> [Stated problem]
Present every line in which the string "people" appears.

> [Records provided]
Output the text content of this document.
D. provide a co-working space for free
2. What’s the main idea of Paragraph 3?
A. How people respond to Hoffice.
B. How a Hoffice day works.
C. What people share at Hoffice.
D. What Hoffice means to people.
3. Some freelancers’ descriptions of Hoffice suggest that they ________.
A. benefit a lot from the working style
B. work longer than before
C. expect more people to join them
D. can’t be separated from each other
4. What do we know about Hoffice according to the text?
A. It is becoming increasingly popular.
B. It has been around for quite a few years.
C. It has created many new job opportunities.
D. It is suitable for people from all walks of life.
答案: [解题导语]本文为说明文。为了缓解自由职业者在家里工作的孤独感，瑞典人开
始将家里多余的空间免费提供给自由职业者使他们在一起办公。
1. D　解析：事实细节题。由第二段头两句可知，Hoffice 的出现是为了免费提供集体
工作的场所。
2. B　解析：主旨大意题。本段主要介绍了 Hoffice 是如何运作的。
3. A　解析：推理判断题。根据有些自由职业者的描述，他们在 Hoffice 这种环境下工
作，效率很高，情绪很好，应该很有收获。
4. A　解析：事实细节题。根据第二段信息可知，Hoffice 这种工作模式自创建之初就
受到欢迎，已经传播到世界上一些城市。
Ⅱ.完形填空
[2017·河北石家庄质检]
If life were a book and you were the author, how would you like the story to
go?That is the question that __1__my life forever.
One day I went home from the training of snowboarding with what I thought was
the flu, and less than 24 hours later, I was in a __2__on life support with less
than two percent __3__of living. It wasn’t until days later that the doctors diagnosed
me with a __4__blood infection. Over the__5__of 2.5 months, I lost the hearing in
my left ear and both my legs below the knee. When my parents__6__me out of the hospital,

* * *

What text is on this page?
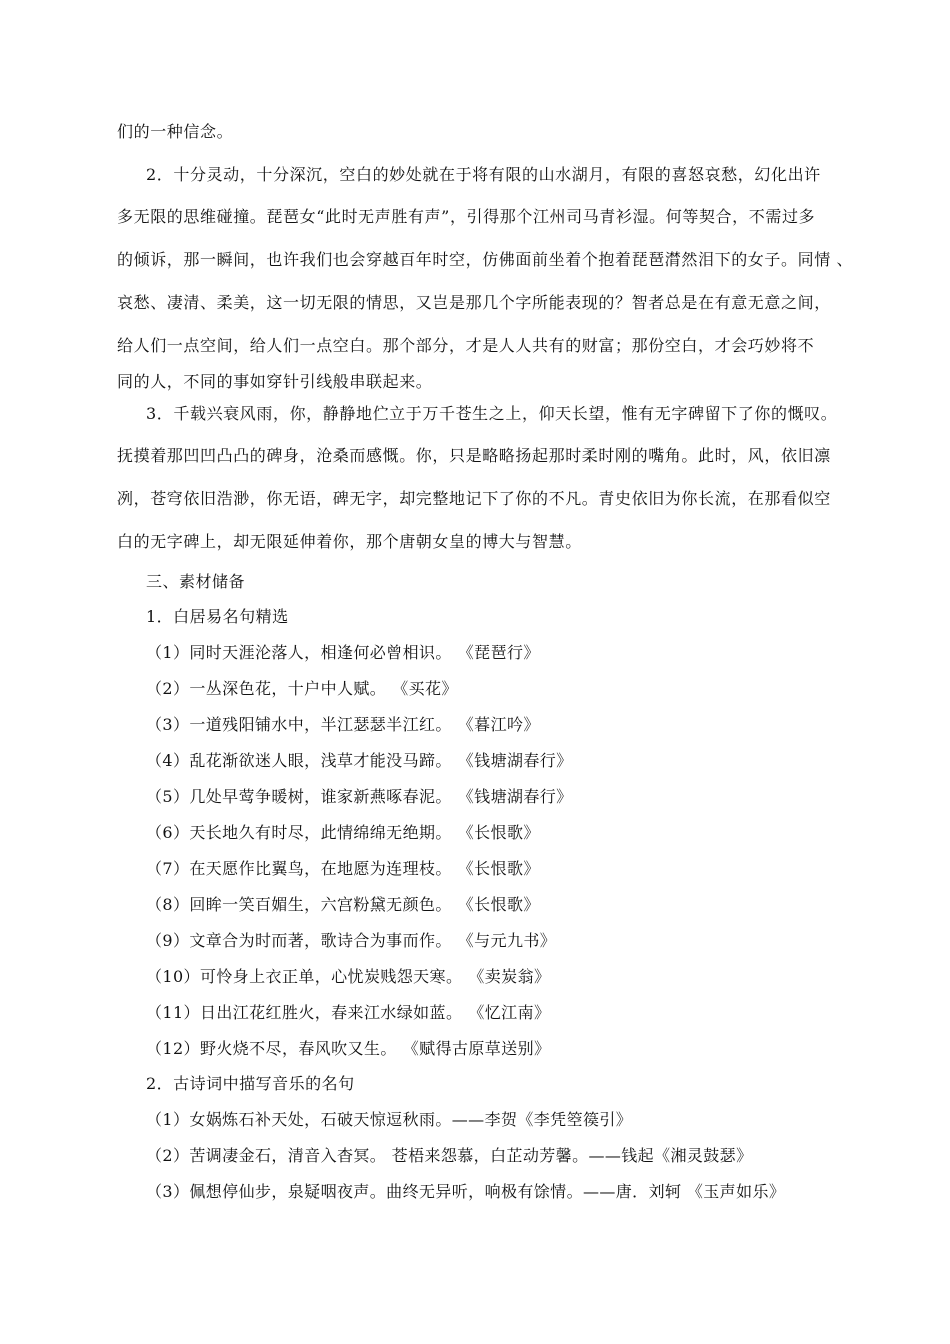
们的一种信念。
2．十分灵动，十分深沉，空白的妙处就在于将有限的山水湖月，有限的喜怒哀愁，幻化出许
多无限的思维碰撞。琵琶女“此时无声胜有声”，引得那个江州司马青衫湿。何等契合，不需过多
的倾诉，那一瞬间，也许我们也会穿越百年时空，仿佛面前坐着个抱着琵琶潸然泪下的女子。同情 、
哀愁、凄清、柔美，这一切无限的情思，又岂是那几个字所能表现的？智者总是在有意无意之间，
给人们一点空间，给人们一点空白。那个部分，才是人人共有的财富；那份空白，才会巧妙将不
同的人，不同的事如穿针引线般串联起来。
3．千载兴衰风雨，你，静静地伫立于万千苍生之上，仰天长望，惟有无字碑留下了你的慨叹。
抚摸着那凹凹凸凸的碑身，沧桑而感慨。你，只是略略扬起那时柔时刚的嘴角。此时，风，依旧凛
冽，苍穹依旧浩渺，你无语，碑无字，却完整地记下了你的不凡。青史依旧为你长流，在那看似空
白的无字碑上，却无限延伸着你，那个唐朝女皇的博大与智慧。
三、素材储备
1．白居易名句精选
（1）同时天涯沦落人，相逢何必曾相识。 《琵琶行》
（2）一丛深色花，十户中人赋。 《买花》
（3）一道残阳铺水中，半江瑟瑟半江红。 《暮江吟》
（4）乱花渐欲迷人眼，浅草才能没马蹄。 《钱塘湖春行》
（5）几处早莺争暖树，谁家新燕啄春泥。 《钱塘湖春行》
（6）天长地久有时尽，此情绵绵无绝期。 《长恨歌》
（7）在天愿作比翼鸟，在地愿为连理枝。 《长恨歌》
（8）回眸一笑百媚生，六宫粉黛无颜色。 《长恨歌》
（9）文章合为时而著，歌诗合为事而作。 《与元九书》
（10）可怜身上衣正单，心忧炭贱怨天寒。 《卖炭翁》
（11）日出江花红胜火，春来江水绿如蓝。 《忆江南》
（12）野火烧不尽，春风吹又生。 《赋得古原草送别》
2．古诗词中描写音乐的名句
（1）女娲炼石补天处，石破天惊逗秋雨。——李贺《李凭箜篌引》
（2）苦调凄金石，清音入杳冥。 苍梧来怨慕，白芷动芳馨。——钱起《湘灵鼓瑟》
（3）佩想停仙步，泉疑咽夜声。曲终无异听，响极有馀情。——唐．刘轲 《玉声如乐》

> [Reply]
A. How people respond to Hoffice.
C. What people share at Hoffice.
D. What Hoffice means to people.
C. expect more people to join them
D. It is suitable for people from all walks of life.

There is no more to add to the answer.